§ **Objective 1**:
Copy the Onetti passage below word for word, in full.

Juan Carlos Onetti (1909-1994)
Robert O'Grady has presented the Department of Special Collections with more than fifteen letters of correspondence written from Juan Carlos Onetti to Julio Payró. Covering the years 1937 to 1946, the letters are remarkably candid and provide Onetti's opinions on a wide range of authors and books. They are especially valuable as Onetti also expounds upon his ideas of literary theory in detail.
Rarely studied until the latter half of the twentieth century, the works of Juan Carlos Onetti represent a key period of transition between the South American avant-garde and the Boom generation. Nevertheless, the extent of the Uruguayan author's success is astounding given his childhood. Not blessed with a proper education, Onetti dropped out of high school and worked odd jobs as a teenager while at the same time becoming an avid reader. In 1930 he married and moved to Buenos Aires, where he lived until 1934, by which time he had become a father, remarried, and started work on his first novel. Not published until 1939, El pozo breaks from previous literary conventions with its complex narration and fragmented structure.

§ **Material supplied**:
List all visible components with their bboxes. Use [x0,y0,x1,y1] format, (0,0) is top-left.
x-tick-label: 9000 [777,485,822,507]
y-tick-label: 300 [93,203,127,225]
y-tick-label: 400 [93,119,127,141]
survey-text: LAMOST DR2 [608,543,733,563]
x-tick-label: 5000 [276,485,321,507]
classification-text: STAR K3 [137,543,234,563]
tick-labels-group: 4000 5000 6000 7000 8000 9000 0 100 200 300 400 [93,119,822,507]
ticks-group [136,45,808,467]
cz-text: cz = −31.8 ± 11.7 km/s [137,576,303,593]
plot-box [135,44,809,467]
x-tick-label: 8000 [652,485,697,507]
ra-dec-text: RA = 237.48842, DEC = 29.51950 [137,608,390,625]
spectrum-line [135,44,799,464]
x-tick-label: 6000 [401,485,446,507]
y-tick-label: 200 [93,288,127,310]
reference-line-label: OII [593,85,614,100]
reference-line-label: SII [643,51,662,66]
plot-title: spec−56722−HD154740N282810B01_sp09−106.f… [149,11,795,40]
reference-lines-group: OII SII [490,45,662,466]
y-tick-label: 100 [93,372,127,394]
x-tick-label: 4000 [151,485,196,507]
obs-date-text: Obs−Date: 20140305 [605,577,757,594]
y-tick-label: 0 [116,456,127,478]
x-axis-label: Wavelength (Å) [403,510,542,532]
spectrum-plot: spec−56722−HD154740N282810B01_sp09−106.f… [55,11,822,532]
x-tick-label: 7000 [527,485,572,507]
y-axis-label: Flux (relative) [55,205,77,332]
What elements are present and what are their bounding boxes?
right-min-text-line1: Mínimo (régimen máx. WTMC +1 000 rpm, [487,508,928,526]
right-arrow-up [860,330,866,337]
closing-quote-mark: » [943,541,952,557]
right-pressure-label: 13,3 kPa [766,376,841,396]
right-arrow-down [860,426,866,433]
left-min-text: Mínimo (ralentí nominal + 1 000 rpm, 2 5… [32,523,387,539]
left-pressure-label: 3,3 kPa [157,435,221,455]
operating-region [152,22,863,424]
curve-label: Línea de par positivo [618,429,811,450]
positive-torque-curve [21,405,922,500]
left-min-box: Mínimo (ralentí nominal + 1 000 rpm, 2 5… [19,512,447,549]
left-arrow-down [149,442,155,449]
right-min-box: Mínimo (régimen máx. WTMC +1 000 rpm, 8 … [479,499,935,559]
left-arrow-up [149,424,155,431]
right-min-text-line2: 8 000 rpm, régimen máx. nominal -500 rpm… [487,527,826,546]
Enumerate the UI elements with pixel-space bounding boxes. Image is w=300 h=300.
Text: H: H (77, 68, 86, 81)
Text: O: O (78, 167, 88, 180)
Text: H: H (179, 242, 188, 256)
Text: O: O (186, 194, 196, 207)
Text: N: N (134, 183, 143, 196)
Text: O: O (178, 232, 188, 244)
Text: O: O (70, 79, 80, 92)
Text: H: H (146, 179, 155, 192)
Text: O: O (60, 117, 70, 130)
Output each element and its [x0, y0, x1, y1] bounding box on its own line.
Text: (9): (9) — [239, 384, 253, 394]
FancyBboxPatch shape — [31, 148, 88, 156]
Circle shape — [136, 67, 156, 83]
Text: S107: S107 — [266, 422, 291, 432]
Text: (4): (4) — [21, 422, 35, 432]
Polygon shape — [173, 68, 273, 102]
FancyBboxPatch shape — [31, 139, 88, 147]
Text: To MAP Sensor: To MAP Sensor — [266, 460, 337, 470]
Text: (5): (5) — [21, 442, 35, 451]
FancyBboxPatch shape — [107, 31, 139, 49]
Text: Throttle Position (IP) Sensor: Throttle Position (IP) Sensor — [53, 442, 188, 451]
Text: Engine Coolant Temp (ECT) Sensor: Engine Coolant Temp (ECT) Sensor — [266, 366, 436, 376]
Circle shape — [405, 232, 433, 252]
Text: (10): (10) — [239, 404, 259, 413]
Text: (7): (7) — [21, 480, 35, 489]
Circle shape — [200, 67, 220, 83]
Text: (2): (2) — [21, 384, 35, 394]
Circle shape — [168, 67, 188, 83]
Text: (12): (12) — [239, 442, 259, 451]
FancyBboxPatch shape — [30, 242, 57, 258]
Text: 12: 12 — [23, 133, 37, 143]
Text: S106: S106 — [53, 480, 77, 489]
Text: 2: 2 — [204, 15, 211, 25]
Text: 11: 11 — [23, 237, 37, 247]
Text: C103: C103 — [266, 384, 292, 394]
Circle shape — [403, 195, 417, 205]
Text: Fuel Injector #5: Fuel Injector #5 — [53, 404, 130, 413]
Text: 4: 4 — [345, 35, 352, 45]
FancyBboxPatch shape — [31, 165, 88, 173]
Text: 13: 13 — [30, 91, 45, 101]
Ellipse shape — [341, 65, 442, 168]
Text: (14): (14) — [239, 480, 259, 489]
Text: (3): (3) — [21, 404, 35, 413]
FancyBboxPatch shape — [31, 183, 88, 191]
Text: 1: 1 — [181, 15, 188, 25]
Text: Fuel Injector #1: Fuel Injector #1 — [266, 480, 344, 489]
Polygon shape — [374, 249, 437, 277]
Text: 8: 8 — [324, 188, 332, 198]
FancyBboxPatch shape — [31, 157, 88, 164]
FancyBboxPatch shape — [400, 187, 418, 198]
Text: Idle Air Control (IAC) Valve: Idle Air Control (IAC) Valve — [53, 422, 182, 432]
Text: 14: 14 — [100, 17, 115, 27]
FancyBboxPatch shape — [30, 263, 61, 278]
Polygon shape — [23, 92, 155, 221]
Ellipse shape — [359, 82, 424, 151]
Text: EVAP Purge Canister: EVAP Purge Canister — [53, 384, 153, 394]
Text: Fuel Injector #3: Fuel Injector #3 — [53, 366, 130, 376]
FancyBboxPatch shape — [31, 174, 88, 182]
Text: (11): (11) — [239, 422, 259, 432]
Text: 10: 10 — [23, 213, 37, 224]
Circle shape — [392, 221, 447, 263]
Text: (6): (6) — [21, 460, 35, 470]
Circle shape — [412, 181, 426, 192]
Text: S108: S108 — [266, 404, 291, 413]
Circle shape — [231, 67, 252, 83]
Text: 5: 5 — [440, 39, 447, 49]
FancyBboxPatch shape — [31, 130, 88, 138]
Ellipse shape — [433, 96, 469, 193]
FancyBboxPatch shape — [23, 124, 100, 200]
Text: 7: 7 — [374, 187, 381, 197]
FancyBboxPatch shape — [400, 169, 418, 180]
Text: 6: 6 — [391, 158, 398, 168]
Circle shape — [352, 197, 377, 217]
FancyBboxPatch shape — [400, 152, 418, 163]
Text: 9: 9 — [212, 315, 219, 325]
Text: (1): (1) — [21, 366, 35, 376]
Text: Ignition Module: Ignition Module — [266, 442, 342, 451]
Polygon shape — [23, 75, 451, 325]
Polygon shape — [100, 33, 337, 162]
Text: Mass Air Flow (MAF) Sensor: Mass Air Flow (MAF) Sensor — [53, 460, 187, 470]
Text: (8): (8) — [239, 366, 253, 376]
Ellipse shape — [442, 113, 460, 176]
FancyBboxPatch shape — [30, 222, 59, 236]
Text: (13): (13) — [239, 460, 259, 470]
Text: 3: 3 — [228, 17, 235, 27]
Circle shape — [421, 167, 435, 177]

§ **Objective 2**:
Repeat the records from their first line through the line with "x-axis-label: Wavelength (Å)", including both of those lines.

§ **Exercise output 1**:
Juan Carlos Onetti (1909-1994)
Robert O'Grady has presented the Department of Special Collections with more than fifteen letters of correspondence written from Juan Carlos Onetti to Julio Payró. Covering the years 1937 to 1946, the letters are remarkably candid and provide Onetti's opinions on a wide range of authors and books. They are especially valuable as Onetti also expounds upon his ideas of literary theory in detail.
Rarely studied until the latter half of the twentieth century, the works of Juan Carlos Onetti represent a key period of transition between the South American avant-garde and the Boom generation. Nevertheless, the extent of the Uruguayan author's success is astounding given his childhood. Not blessed with a proper education, Onetti dropped out of high school and worked odd jobs as a teenager while at the same time becoming an avid reader. In 1930 he married and moved to Buenos Aires, where he lived until 1934, by which time he had become a father, remarried, and started work on his first novel. Not published until 1939, El pozo breaks from previous literary conventions with its complex narration and fragmented structure.

§ **Exercise output 2**:
List all visible components with their bboxes. Use [x0,y0,x1,y1] format, (0,0) is top-left.
x-tick-label: 9000 [777,485,822,507]
y-tick-label: 300 [93,203,127,225]
y-tick-label: 400 [93,119,127,141]
survey-text: LAMOST DR2 [608,543,733,563]
x-tick-label: 5000 [276,485,321,507]
classification-text: STAR K3 [137,543,234,563]
tick-labels-group: 4000 5000 6000 7000 8000 9000 0 100 200 300 400 [93,119,822,507]
ticks-group [136,45,808,467]
cz-text: cz = −31.8 ± 11.7 km/s [137,576,303,593]
plot-box [135,44,809,467]
x-tick-label: 8000 [652,485,697,507]
ra-dec-text: RA = 237.48842, DEC = 29.51950 [137,608,390,625]
spectrum-line [135,44,799,464]
x-tick-label: 6000 [401,485,446,507]
y-tick-label: 200 [93,288,127,310]
reference-line-label: OII [593,85,614,100]
reference-line-label: SII [643,51,662,66]
plot-title: spec−56722−HD154740N282810B01_sp09−106.f… [149,11,795,40]
reference-lines-group: OII SII [490,45,662,466]
y-tick-label: 100 [93,372,127,394]
x-tick-label: 4000 [151,485,196,507]
obs-date-text: Obs−Date: 20140305 [605,577,757,594]
y-tick-label: 0 [116,456,127,478]
x-axis-label: Wavelength (Å) [403,510,542,532]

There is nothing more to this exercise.